═══ Page

It's probably worth noting that over the summer I wrapped black electrical tape around the forwardmost parts of the bow pulpit. It was reflecting a lot of light back from the navigation lights. I still reflects too much for my liking. Electrical tape is actually quite shiny. Maybe some flat black paint will do the trick. Either that or installing a board on the top to block more of the light from coming back.

Dog and Jack, I'm still working on the saililng app for Androids. Actually it mostly what I'm doing when not working or sailing. I got it working and tested it, but the whole app is like a 1 page form. If you like a form-based approach -- with only the basic funactionality working -- I could send it to you right now. However... I'm now embarking on making it multipage and pretty and having all the functionality I want it to have. I'm really trying to create something outstanding, within the context of what it does.

Regards,
Brad


----------



## Madhatter23 (Oct 28, 2010)

*Nor' easter*

You are one of the most dedicated sailors I have seen. You never did tell me where you are, but you must be fairly close, as you are talking about the same amount of snow we are supposed to get in Bristol, CT. I have been wanting to go out sailing, before I head to Georgia. I can handle to cold pretty well, but I am not sure I have warm enough clothing to go out in the single digits.


----------



## Bene505 (Jul 31, 2008)

══════
═══ Supplied data

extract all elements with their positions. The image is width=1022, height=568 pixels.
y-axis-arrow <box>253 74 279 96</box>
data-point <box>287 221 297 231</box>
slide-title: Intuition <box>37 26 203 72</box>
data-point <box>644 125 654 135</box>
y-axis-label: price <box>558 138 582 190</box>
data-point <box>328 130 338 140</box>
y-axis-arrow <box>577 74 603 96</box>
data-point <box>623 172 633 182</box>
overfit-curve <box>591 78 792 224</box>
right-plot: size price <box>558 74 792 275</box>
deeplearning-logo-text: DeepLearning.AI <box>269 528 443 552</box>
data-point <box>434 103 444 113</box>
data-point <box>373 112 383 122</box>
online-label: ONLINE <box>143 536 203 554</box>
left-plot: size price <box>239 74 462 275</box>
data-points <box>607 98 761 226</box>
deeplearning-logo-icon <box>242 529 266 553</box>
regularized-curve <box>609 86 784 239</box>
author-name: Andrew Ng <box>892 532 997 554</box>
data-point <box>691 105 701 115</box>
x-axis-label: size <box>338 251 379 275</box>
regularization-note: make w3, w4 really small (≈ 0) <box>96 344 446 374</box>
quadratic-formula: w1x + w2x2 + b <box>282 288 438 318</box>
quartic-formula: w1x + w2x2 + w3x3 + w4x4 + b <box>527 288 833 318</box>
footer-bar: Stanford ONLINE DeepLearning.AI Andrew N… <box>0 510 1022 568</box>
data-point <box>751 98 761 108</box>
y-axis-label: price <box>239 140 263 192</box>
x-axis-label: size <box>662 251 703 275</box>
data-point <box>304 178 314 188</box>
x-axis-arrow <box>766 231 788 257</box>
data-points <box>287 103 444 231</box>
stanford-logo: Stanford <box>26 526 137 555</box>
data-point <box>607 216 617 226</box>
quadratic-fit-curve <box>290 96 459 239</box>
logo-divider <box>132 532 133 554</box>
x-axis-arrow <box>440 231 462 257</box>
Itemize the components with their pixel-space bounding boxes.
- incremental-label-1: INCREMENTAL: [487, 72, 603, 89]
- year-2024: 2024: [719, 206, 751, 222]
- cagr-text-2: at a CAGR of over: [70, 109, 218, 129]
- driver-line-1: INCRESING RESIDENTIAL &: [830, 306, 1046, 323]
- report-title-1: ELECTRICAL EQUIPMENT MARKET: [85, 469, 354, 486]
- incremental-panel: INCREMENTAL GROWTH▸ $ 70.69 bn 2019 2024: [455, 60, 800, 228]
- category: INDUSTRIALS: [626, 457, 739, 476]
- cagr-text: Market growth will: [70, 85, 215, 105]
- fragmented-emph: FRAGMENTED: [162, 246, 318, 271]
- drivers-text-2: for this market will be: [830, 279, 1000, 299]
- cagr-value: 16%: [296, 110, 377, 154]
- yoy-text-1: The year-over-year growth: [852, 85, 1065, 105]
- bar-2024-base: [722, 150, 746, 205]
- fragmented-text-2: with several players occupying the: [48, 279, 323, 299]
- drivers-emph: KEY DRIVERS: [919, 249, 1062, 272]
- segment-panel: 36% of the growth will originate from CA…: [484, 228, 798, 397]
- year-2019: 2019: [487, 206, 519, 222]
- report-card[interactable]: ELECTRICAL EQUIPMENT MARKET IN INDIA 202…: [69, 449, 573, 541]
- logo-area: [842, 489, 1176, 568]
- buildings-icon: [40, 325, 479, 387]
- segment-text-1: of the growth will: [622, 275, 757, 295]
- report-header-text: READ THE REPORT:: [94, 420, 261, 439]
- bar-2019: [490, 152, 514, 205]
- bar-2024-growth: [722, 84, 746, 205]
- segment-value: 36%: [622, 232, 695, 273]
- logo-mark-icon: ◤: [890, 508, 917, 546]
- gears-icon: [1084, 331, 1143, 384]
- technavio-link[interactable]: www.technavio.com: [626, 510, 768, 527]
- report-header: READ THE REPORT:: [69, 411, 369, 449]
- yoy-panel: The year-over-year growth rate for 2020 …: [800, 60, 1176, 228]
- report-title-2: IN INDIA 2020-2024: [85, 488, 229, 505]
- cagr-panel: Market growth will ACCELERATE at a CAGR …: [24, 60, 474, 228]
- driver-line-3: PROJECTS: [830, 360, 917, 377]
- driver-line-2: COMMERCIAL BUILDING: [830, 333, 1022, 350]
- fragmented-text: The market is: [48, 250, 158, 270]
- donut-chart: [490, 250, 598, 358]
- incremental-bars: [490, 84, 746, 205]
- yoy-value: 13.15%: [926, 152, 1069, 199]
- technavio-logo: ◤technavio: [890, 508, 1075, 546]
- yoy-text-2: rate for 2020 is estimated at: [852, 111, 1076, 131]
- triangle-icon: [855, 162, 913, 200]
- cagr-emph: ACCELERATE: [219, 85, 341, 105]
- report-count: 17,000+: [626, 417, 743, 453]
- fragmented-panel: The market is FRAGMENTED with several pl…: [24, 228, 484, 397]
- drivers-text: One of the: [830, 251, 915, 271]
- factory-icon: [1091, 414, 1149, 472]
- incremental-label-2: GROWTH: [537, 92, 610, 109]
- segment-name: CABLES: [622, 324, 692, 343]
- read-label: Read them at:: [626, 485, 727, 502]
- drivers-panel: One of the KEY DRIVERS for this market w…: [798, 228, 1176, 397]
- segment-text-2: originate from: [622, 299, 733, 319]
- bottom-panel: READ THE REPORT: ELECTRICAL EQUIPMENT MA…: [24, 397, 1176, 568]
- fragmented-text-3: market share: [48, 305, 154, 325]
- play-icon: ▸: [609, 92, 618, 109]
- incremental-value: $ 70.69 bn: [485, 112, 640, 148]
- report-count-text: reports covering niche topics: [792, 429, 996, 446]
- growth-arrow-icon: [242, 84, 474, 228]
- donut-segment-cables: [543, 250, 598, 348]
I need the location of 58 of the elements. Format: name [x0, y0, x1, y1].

══════
═══ Supplied data

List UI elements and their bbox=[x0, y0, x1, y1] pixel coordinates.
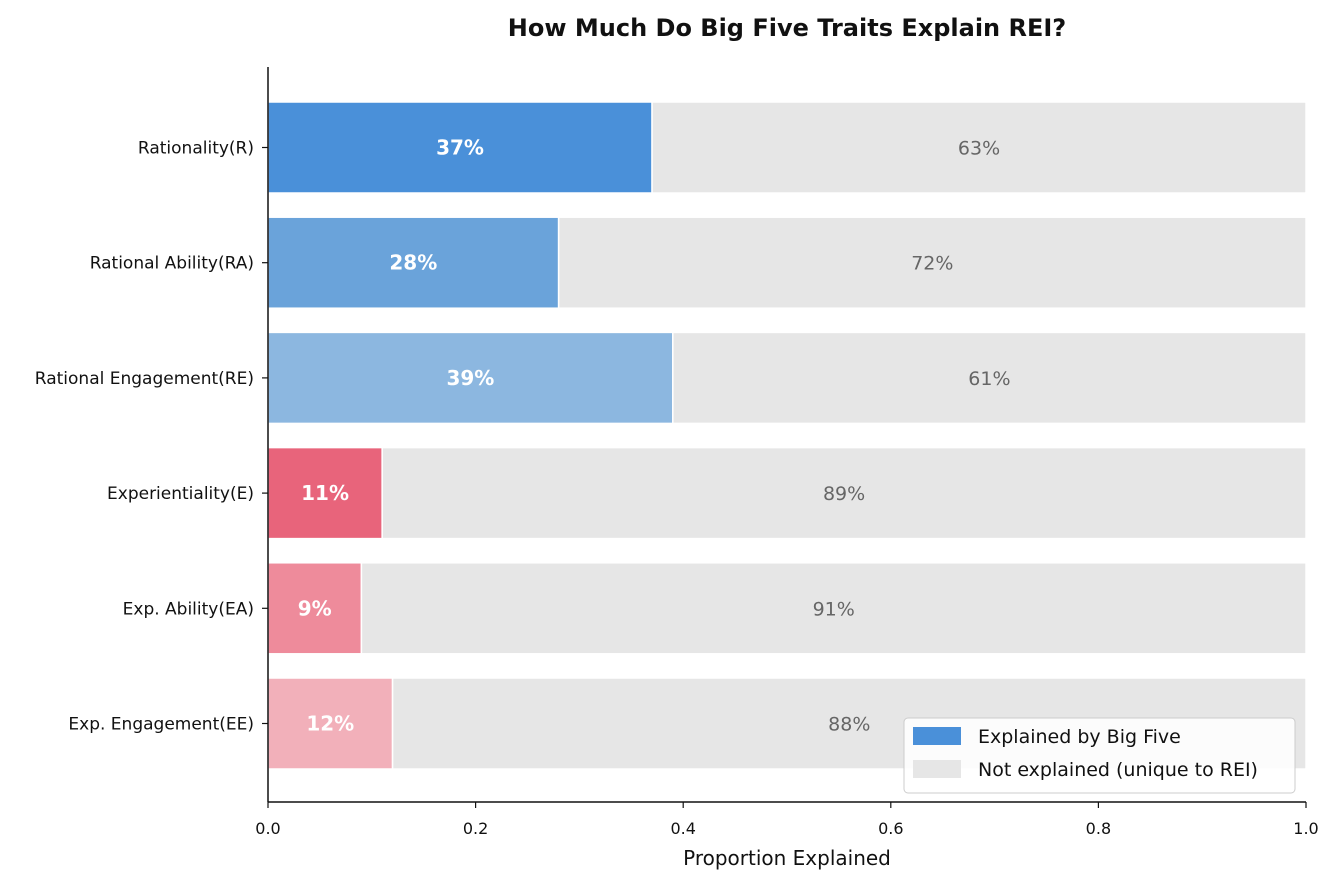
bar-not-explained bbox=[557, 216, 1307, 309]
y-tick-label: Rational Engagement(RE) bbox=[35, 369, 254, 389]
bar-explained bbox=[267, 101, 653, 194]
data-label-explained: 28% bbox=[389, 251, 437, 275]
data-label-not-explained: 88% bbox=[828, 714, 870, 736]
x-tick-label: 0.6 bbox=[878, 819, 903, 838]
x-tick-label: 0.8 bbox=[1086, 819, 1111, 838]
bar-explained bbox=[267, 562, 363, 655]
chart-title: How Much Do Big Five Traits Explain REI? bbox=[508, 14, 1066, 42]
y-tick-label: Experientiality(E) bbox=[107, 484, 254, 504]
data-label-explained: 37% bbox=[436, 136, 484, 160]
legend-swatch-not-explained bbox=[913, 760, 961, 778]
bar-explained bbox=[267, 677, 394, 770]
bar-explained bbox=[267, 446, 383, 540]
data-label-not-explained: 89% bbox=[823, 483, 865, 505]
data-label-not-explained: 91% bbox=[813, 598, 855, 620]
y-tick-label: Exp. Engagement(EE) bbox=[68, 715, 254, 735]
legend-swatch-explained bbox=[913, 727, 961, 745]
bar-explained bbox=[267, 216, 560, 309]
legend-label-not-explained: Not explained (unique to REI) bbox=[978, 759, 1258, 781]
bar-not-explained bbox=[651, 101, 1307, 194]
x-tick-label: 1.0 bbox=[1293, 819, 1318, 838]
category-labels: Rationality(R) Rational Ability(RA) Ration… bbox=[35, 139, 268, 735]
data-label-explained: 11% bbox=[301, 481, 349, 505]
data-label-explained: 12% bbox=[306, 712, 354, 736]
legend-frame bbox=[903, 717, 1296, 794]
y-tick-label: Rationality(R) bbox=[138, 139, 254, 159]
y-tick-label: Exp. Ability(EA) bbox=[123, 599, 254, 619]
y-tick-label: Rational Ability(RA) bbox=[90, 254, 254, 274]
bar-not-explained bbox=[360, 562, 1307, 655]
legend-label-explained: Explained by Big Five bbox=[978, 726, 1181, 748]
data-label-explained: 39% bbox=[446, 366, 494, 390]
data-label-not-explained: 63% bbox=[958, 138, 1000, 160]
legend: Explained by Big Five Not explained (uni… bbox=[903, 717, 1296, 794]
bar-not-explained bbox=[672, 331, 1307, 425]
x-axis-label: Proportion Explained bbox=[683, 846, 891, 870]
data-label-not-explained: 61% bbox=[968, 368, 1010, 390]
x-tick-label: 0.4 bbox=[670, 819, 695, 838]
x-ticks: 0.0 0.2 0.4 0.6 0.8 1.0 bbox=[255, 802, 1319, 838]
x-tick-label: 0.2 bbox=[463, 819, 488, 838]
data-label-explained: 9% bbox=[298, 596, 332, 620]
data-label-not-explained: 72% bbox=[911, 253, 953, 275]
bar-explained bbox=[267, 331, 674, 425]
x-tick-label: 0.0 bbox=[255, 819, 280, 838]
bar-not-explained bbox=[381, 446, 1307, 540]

══════

## Things to do
**A)** Shorten the paragraph of the sailing forum thread that begins "It's probably worth noting" into a brief list of its main points.
**B)** Carry the sailing forum thread on from its last line.
The records have nothing to do with the sailing forum thread.

## Responses to the exercise
**A)**
- Over the summer, black electrical tape went around the forwardmost parts of the bow pulpit.
- The pulpit had been reflecting a lot of light back from the navigation lights.
- It still reflects too much because electrical tape is fairly shiny.
- Possible fixes are flat black paint or a board on top to block more of the returning light.

**B)**
Madhatter,

Sea Cliff, NY right now.

I'm planning a sail to Connecticut in the near future, as soon as the weather and schedules allow. Planning to stay at Brewers in Stamford.

That and a sail this coming weekend at some point.

Regards,
Brad


----------



## Minnewaska (Feb 21, 2010)

Bene.... You need this stuff, my friend. I've ridden my motorcycle 100 miles in temps below 30 degs with their 12v plug in gloves, jacket and pants. Honestly, wouldn't even know it was cold if not for the bundled up clothing. You must get a thermostat, because they will get way too hot if you just have on/off switch.

I've had them for years. I see they now have rechargeable 7v stuff that may be even better on the boat. More freedom and no draw on house batts.

Gerbing's Heated Clothing // The World's Warmest Clothing!


----------



## HDChopper (Oct 17, 2010)

Ya Minnewaska ! there is socks too


----------



## dcarey (Jul 21, 2007)

*1-1-2011 First Sail Of The Year*

Well at 12:01, I was kissing the Admiral happy new year and just ten short hours later (with her permission) I was at Brad's, Bene505, marina backing away from the dock for a new year's day sail. What a spectacular day. My brother and I joined Brad and Dave PM to help fulfill Brad's goal of sailing once a week this winter. After brief introductions and shoveling some snow off the boat we were on our way to Stamford, CT for lunch. Thank you Brad for letting us come along. Winds were light, it was relatively warm for January in New England, 45 degrees or so, and there was no rain or snow. It was a great day!


----------



## Ajax_MD (Nov 24, 2009)

This is a fantastic thread. Thanks for sharing all of this Bene.

There's a lot to be said for winter sailing. After having the water all to yourself, you'll be frustrated when everyone launches their boat in the Spring and hogs "your" water.

Looking back, I'm really glad I made my first few "training" day sails when it was cold and traffic was non-existant. I would have been very frustrated and anxious trying to learn to sail amongst all the power boat wakes and other sailboats in the warmer weather.

You actually have wetsuits rated for water that cold?? I'd have thought a drysuit would be mandatory.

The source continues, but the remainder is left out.